**Data shown**
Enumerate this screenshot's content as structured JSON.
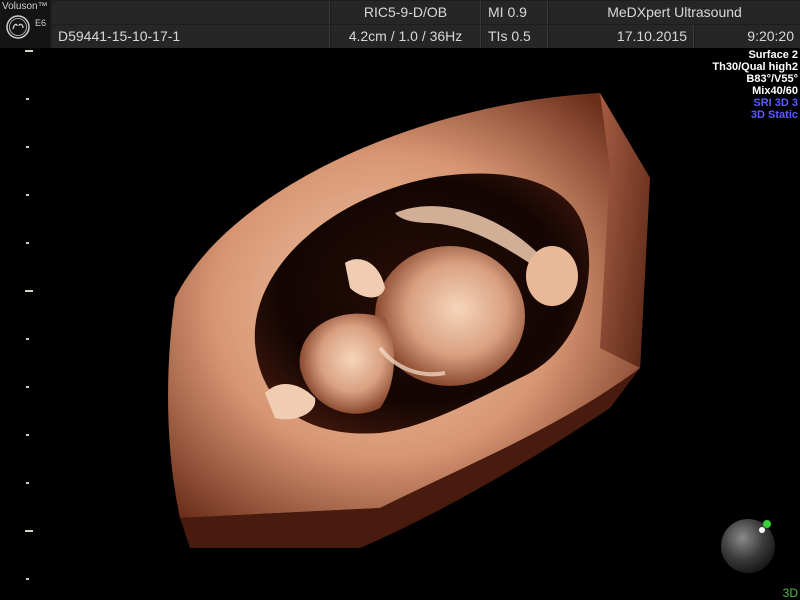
{
  "header": {
    "brand": "Voluson™",
    "model": "E6",
    "probe_preset": "RIC5-9-D/OB",
    "mi": "MI  0.9",
    "institution": "MeDXpert Ultrasound",
    "patient_id": "D59441-15-10-17-1",
    "depth_freq": "4.2cm / 1.0 / 36Hz",
    "tis": "TIs  0.5",
    "date": "17.10.2015",
    "time": "9:20:20"
  },
  "params": {
    "lines": [
      {
        "text": "Surface 2",
        "color": "#ffffff"
      },
      {
        "text": "Th30/Qual high2",
        "color": "#ffffff"
      },
      {
        "text": "B83°/V55°",
        "color": "#ffffff"
      },
      {
        "text": "Mix40/60",
        "color": "#ffffff"
      },
      {
        "text": "SRI 3D 3",
        "color": "#5b5bff"
      },
      {
        "text": "3D Static",
        "color": "#5b5bff"
      }
    ]
  },
  "corner_label": "3D",
  "icons": {
    "logo": "ge-logo-icon",
    "orientation": "orientation-ball-icon"
  }
}
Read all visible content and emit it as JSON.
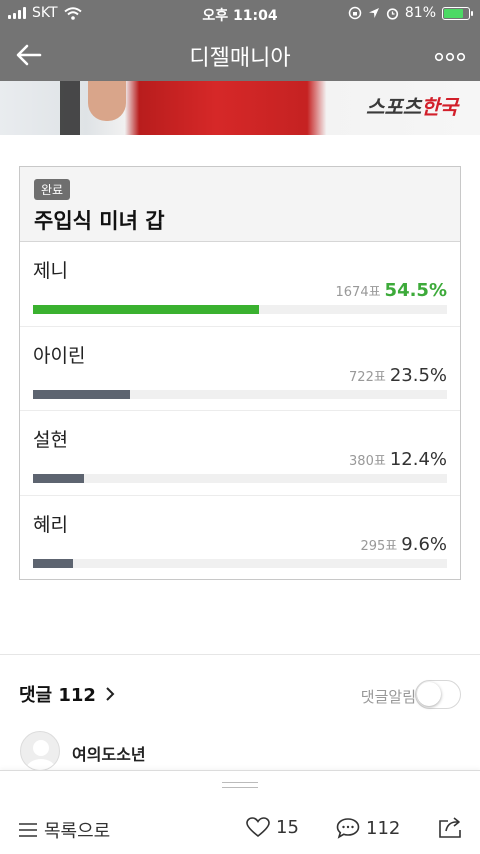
{
  "status_bar": {
    "carrier": "SKT",
    "time": "오후 11:04",
    "battery": "81%",
    "battery_level": 0.81
  },
  "nav": {
    "title": "디젤매니아",
    "back_icon": "back-arrow-icon",
    "more_icon": "more-dots-icon"
  },
  "banner": {
    "logo_a": "스포츠",
    "logo_b": "한국"
  },
  "poll": {
    "badge": "완료",
    "title": "주입식 미녀 갑",
    "options": [
      {
        "name": "제니",
        "votes": "1674표",
        "percent": "54.5%",
        "ratio": 0.545,
        "winner": true
      },
      {
        "name": "아이린",
        "votes": "722표",
        "percent": "23.5%",
        "ratio": 0.235,
        "winner": false
      },
      {
        "name": "설현",
        "votes": "380표",
        "percent": "12.4%",
        "ratio": 0.124,
        "winner": false
      },
      {
        "name": "혜리",
        "votes": "295표",
        "percent": "9.6%",
        "ratio": 0.096,
        "winner": false
      }
    ]
  },
  "comments": {
    "header": "댓글 112",
    "alarm_label": "댓글알림",
    "alarm_on": false,
    "first_user": "여의도소년"
  },
  "bottom": {
    "list_label": "목록으로",
    "likes": "15",
    "comments": "112"
  },
  "colors": {
    "bar_bg": "#747474",
    "winner": "#3ab12f",
    "bar": "#5d6470"
  }
}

**Description of the task**
Find and copy every line in the entries above where the string "content" occurs.

**Right answer**
Enumerate this screenshot's content as structured JSON.
Read all visible content and emit it as JSON.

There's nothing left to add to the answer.